WHAT IS NEEDED ▸ Go to the line that contains "Decode this image" and extract it along with every line after it, exactly, through the end of the data below.

□ □ □

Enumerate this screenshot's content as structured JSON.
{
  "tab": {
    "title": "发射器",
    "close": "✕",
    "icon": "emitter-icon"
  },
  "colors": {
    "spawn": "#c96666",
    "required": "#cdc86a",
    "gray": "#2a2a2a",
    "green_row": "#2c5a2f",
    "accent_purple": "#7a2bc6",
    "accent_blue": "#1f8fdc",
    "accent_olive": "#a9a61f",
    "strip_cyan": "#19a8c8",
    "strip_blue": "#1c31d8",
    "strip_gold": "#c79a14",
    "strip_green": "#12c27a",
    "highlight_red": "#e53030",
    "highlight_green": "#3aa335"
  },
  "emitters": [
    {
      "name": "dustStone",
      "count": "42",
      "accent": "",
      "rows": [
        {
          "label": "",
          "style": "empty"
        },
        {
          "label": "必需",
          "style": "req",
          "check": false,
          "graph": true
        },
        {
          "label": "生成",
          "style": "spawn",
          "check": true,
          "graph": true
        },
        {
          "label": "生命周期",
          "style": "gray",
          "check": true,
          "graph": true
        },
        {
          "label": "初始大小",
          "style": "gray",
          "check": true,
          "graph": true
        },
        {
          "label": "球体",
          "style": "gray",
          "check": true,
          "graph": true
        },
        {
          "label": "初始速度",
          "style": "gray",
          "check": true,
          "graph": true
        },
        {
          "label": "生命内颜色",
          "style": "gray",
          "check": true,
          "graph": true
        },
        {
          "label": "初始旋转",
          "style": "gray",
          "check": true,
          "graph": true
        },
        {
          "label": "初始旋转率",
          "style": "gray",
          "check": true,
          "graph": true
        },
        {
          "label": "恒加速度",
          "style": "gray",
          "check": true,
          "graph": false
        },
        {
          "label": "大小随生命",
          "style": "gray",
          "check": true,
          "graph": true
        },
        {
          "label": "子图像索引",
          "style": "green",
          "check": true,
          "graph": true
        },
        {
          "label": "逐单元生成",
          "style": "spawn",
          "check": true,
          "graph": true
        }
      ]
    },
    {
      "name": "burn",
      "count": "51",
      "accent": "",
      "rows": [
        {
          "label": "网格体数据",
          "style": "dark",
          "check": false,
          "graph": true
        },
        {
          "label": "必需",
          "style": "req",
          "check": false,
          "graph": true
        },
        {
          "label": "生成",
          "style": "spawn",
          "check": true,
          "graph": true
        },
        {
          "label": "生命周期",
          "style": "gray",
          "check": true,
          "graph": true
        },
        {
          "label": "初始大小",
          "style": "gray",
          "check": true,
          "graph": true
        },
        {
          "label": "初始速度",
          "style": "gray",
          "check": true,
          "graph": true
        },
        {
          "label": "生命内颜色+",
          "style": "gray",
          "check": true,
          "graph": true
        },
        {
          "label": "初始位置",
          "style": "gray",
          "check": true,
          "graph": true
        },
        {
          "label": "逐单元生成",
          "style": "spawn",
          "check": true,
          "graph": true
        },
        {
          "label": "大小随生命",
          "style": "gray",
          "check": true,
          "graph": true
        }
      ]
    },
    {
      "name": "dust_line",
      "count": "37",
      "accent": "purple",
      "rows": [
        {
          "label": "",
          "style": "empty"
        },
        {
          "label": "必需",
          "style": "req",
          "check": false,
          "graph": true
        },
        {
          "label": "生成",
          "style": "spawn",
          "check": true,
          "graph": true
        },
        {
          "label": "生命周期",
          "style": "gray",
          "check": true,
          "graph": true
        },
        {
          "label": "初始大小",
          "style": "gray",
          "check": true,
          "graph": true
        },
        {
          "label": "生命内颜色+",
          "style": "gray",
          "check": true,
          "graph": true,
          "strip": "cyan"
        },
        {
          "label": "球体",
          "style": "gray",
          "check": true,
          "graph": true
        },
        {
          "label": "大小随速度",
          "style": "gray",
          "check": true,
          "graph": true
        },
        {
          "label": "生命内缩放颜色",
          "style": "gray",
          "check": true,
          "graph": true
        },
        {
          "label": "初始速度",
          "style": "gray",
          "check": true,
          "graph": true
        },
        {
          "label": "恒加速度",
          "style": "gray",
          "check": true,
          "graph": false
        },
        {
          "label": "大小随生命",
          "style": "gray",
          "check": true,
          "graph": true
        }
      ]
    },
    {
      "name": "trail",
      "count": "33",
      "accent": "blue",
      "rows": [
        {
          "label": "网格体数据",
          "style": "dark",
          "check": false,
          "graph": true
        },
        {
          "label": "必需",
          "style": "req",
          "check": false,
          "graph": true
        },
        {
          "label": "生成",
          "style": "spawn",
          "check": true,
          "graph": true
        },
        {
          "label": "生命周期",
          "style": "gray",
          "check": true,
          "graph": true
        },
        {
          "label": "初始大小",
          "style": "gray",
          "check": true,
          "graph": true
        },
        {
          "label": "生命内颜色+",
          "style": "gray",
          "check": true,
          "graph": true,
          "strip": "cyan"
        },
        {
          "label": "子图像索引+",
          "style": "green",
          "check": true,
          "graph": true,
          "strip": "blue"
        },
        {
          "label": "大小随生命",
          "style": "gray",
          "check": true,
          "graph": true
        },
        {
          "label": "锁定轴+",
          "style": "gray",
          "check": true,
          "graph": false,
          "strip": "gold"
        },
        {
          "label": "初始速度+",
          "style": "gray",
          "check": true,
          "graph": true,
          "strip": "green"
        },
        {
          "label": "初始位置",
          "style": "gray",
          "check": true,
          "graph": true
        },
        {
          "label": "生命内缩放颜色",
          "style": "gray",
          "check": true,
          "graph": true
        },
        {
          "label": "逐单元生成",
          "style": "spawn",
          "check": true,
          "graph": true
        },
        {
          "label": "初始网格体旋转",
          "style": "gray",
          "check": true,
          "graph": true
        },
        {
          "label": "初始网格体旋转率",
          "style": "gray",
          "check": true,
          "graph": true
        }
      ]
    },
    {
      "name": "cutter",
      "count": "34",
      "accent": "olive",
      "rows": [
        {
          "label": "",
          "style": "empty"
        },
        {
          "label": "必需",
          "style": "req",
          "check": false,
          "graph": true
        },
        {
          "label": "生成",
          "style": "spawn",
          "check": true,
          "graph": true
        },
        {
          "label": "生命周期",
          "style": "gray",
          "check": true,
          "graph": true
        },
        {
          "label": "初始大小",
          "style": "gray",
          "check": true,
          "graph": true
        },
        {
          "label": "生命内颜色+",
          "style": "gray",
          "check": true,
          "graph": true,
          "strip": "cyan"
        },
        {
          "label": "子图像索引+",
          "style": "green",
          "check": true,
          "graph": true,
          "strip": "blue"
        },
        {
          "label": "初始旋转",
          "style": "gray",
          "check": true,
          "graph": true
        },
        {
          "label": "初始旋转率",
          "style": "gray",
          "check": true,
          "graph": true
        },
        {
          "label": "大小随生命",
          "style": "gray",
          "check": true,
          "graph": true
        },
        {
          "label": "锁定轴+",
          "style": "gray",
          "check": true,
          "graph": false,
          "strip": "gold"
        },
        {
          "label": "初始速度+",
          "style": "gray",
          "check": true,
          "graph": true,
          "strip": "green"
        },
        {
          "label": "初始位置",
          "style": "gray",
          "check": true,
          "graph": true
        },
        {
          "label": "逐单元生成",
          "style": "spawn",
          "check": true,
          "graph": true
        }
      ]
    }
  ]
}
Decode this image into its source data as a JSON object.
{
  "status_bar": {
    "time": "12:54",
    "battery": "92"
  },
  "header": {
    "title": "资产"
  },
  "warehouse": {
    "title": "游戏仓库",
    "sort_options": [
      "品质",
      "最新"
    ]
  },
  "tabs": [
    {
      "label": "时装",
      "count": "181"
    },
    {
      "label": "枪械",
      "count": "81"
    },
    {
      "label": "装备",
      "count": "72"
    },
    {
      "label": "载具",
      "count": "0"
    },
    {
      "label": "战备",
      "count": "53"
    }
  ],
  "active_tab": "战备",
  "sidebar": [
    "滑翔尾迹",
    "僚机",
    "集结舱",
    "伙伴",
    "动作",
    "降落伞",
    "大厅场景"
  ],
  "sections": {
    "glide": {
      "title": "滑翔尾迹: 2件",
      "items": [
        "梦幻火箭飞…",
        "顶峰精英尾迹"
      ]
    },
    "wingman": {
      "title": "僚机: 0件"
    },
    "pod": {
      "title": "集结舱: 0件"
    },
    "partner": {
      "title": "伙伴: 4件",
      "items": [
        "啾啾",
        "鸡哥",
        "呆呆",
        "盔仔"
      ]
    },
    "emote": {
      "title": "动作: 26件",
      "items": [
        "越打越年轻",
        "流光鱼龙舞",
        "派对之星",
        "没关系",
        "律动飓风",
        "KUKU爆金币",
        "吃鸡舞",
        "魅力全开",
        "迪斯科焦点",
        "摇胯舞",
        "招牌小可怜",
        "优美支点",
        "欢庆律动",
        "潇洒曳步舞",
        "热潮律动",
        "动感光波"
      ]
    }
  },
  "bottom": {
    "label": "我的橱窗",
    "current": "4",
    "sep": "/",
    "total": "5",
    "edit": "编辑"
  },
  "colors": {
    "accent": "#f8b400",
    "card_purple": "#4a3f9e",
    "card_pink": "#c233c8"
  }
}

□ □ □

WRITTEN RESPONSE ▸
Decode this image into its source data as a JSON object.
{
  "status_bar": {
    "time": "12:54",
    "battery": "92"
  },
  "header": {
    "title": "资产"
  },
  "warehouse": {
    "title": "游戏仓库",
    "sort_options": [
      "品质",
      "最新"
    ]
  },
  "tabs": [
    {
      "label": "时装",
      "count": "181"
    },
    {
      "label": "枪械",
      "count": "81"
    },
    {
      "label": "装备",
      "count": "72"
    },
    {
      "label": "载具",
      "count": "0"
    },
    {
      "label": "战备",
      "count": "53"
    }
  ],
  "active_tab": "战备",
  "sidebar": [
    "滑翔尾迹",
    "僚机",
    "集结舱",
    "伙伴",
    "动作",
    "降落伞",
    "大厅场景"
  ],
  "sections": {
    "glide": {
      "title": "滑翔尾迹: 2件",
      "items": [
        "梦幻火箭飞…",
        "顶峰精英尾迹"
      ]
    },
    "wingman": {
      "title": "僚机: 0件"
    },
    "pod": {
      "title": "集结舱: 0件"
    },
    "partner": {
      "title": "伙伴: 4件",
      "items": [
        "啾啾",
        "鸡哥",
        "呆呆",
        "盔仔"
      ]
    },
    "emote": {
      "title": "动作: 26件",
      "items": [
        "越打越年轻",
        "流光鱼龙舞",
        "派对之星",
        "没关系",
        "律动飓风",
        "KUKU爆金币",
        "吃鸡舞",
        "魅力全开",
        "迪斯科焦点",
        "摇胯舞",
        "招牌小可怜",
        "优美支点",
        "欢庆律动",
        "潇洒曳步舞",
        "热潮律动",
        "动感光波"
      ]
    }
  },
  "bottom": {
    "label": "我的橱窗",
    "current": "4",
    "sep": "/",
    "total": "5",
    "edit": "编辑"
  },
  "colors": {
    "accent": "#f8b400",
    "card_purple": "#4a3f9e",
    "card_pink": "#c233c8"
  }
}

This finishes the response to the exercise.